Stored data
--- BEGIN ---
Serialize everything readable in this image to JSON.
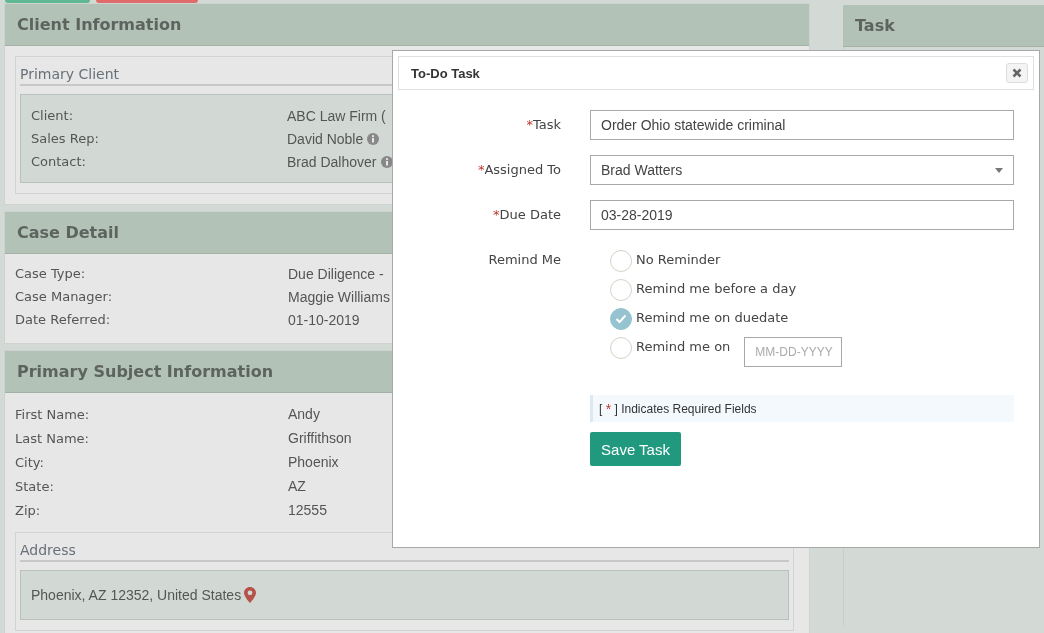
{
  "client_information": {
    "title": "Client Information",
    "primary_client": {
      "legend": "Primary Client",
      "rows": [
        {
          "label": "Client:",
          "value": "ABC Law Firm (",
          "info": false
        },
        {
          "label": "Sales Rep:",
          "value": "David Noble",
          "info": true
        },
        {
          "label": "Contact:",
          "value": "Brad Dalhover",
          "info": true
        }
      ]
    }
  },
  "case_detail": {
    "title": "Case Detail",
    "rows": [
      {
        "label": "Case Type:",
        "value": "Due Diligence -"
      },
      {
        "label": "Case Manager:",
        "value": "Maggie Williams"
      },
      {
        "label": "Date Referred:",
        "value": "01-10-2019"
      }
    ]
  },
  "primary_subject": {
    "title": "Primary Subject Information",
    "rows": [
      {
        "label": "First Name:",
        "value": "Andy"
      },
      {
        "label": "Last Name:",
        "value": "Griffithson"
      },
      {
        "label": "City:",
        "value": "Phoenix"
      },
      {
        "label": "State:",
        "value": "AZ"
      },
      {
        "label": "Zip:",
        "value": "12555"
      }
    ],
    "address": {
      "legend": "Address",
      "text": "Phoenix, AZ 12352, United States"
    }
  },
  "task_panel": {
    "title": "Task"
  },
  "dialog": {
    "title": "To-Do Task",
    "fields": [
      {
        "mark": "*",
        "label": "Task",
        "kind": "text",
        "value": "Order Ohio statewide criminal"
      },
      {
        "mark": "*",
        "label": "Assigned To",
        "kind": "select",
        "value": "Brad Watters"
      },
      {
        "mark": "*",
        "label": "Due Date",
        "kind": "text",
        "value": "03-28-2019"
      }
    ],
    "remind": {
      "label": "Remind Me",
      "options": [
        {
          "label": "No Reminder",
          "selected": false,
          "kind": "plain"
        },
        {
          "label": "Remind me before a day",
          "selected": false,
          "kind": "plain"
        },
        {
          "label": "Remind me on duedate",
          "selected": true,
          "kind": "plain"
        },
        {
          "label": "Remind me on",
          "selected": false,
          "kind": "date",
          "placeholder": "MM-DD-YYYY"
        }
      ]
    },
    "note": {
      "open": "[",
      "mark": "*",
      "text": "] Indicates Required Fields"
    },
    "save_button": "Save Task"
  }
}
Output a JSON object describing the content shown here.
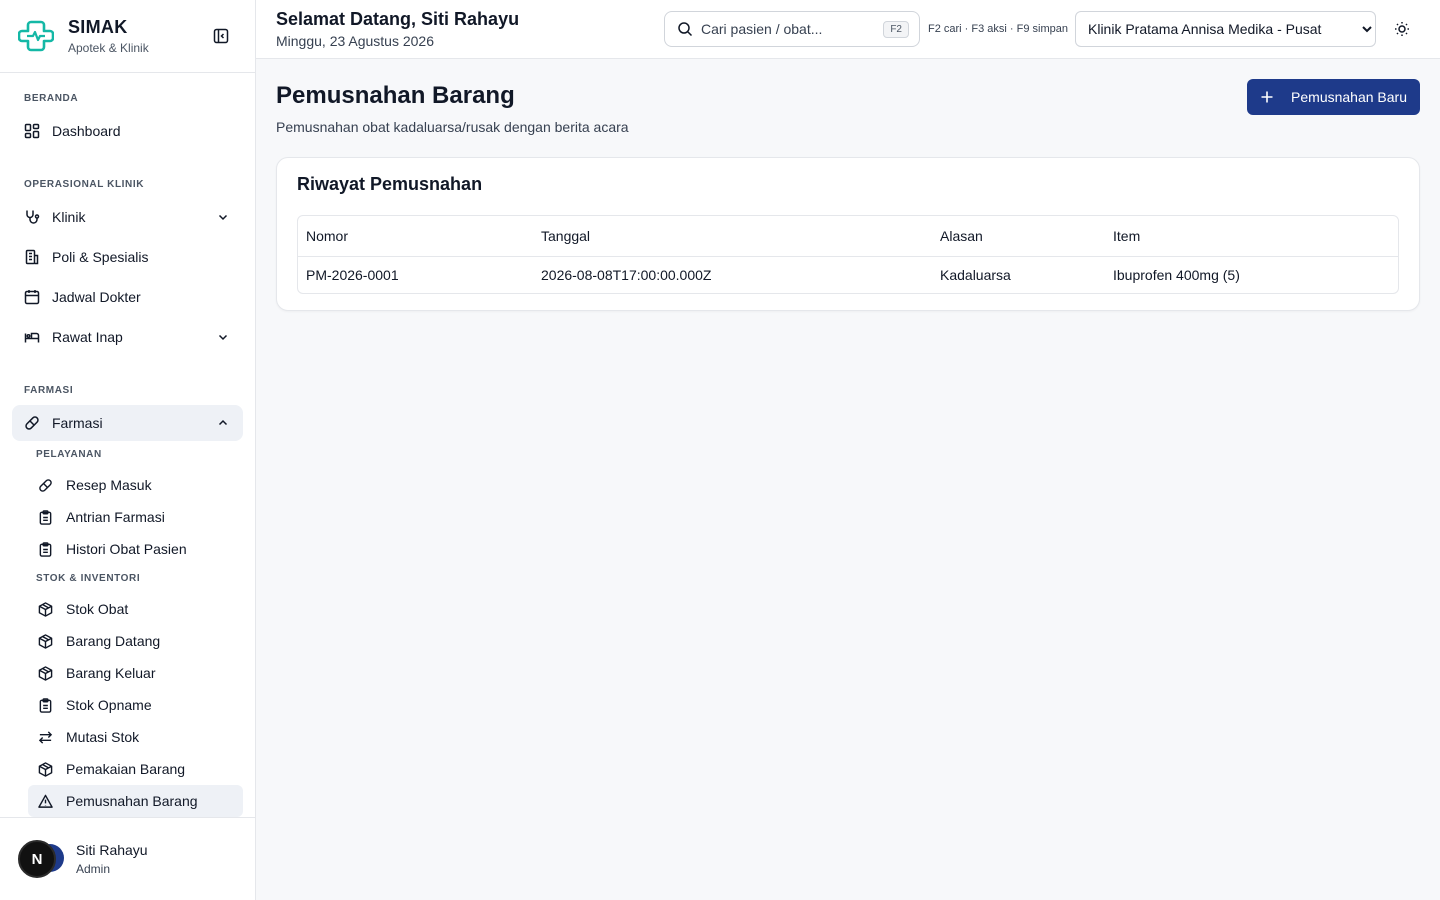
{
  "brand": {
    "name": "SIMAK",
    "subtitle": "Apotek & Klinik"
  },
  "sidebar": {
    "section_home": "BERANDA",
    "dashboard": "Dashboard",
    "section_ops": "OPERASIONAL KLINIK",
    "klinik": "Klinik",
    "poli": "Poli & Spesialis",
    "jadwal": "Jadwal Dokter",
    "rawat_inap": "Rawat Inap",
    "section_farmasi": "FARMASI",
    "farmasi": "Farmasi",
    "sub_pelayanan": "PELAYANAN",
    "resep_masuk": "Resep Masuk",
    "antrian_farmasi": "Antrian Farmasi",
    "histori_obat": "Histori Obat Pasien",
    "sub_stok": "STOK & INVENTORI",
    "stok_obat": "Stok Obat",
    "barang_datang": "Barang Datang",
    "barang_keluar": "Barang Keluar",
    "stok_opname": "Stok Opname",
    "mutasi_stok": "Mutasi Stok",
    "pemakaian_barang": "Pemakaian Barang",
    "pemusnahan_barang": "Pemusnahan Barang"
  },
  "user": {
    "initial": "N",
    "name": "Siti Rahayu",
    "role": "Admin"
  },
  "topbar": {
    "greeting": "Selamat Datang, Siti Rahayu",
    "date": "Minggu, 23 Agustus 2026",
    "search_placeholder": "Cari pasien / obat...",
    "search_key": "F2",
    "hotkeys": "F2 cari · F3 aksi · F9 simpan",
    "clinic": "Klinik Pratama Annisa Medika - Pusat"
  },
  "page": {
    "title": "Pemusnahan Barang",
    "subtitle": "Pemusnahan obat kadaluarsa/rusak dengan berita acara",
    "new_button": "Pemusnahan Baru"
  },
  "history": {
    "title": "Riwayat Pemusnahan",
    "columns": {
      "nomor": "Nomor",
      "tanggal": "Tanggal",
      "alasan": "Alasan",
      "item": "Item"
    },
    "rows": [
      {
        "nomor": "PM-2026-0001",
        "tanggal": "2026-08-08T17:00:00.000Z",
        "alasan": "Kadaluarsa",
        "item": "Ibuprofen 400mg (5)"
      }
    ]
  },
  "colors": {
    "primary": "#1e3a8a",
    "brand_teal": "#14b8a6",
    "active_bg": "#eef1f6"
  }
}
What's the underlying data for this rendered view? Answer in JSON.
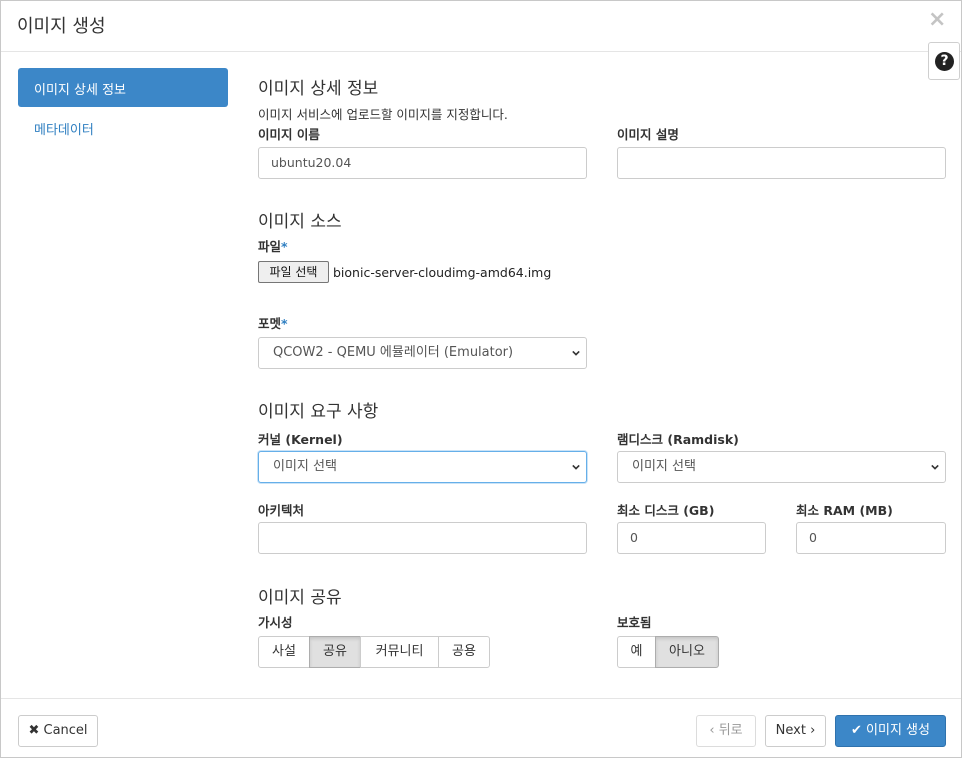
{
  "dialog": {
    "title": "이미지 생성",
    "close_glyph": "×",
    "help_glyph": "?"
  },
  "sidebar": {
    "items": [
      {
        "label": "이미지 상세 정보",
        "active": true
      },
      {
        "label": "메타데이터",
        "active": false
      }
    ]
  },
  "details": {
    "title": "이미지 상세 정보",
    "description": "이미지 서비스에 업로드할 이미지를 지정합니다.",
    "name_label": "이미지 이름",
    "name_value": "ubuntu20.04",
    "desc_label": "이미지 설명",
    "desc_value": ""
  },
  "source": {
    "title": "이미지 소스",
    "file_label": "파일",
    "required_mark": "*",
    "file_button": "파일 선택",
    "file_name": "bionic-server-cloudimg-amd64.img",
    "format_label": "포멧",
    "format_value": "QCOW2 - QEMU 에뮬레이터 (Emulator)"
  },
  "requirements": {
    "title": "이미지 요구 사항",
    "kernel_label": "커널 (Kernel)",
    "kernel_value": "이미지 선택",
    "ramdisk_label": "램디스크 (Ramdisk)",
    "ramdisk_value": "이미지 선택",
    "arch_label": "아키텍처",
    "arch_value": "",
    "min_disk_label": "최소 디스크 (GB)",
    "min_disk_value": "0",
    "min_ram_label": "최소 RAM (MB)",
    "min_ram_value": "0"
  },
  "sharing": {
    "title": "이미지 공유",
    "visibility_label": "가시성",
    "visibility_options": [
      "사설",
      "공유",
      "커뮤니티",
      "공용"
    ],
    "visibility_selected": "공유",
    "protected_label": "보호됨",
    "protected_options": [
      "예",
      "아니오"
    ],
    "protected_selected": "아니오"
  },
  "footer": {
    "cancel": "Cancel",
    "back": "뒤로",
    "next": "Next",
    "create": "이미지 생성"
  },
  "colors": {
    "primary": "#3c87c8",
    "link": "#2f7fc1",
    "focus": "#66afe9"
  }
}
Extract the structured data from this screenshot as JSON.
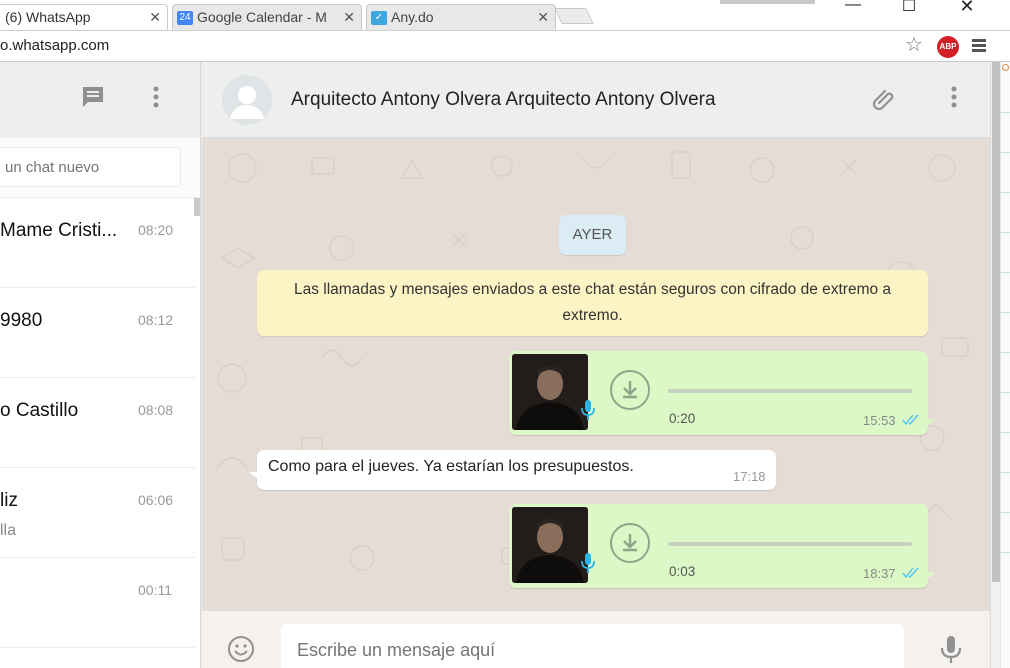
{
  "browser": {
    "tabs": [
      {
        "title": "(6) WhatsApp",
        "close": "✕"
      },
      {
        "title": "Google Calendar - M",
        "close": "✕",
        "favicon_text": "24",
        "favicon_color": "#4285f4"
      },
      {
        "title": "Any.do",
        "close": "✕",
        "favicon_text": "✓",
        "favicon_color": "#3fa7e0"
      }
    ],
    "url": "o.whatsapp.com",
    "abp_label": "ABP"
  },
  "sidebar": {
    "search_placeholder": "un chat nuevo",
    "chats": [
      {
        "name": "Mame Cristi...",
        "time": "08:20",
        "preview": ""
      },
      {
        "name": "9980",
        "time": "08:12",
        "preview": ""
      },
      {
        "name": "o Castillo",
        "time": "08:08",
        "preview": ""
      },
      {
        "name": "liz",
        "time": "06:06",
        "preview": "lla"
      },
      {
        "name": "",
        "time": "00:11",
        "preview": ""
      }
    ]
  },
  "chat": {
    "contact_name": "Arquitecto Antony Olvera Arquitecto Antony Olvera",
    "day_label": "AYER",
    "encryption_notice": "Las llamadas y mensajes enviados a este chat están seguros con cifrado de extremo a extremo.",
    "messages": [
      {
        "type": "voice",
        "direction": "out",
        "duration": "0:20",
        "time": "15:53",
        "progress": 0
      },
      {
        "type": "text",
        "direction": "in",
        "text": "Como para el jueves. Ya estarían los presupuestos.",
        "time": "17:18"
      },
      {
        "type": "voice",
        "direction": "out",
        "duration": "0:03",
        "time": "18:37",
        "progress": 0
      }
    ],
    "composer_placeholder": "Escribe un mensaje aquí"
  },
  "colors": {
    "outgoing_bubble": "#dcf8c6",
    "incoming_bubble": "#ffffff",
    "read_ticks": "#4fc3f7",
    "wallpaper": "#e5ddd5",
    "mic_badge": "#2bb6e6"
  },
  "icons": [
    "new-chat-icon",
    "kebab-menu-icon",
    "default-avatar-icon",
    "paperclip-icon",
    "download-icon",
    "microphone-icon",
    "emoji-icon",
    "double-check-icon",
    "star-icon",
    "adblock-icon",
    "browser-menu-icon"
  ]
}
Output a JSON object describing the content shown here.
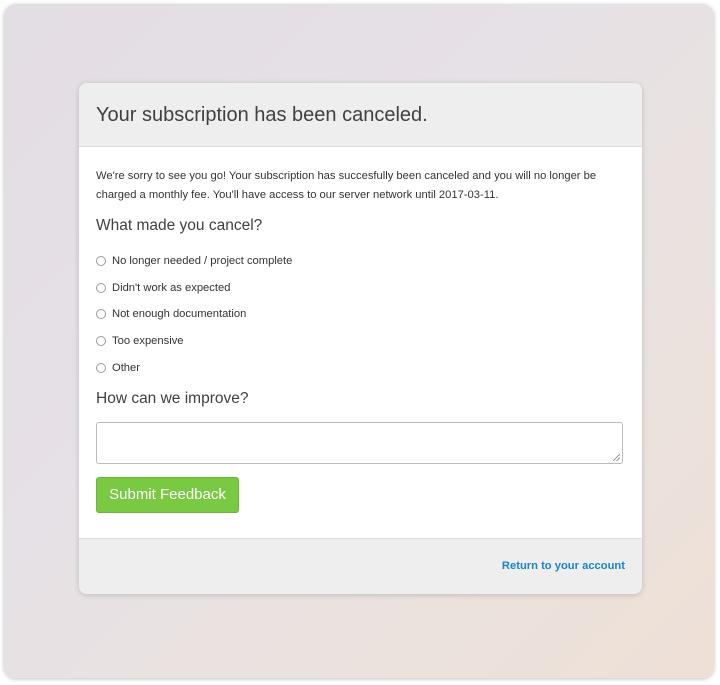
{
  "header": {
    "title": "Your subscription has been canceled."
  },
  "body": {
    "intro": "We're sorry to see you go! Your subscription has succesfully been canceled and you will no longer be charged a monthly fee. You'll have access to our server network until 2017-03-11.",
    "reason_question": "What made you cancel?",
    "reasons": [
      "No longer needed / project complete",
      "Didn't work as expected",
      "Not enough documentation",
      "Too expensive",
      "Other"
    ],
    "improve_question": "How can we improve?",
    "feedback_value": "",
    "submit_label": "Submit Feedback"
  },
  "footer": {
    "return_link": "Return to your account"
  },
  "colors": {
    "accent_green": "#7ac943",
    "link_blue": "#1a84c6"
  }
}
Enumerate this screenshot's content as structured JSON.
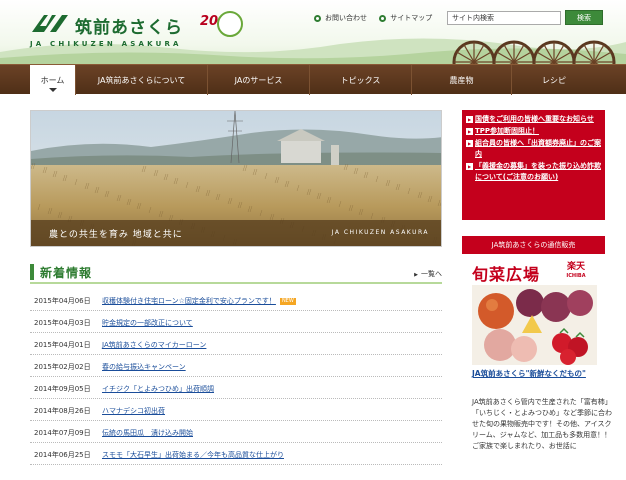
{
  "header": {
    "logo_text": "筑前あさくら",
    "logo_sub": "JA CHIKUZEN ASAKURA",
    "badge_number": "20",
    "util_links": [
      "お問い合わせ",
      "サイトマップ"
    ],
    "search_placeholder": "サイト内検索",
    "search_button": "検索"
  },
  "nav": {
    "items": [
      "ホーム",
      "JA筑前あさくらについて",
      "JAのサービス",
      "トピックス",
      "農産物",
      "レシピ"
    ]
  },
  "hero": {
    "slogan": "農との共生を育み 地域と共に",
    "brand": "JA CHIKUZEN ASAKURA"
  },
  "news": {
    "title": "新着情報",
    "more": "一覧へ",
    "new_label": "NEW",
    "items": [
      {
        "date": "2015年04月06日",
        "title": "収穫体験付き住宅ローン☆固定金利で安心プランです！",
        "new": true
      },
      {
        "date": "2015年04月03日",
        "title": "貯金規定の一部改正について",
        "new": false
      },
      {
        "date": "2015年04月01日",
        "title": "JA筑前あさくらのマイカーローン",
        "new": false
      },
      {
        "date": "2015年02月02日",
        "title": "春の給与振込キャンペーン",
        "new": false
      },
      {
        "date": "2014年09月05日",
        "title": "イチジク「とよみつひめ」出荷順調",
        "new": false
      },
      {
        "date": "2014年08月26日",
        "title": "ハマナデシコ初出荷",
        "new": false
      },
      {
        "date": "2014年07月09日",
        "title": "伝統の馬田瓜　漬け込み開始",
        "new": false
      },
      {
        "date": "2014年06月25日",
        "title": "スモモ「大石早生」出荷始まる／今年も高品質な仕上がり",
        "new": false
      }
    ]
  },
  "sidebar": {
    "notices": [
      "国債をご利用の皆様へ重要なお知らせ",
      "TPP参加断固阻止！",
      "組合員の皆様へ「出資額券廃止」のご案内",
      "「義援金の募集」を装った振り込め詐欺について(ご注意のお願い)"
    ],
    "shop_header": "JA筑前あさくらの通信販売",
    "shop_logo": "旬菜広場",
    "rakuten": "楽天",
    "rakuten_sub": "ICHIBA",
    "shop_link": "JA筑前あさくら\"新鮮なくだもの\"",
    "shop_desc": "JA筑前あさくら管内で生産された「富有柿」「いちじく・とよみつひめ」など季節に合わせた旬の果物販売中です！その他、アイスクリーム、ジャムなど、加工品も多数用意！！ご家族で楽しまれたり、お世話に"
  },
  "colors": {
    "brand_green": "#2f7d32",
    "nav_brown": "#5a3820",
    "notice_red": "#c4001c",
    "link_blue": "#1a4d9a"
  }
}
--- END ---
Write only the number of lines in the data above that include "structured".

:: CORRECT ANSWER ::
2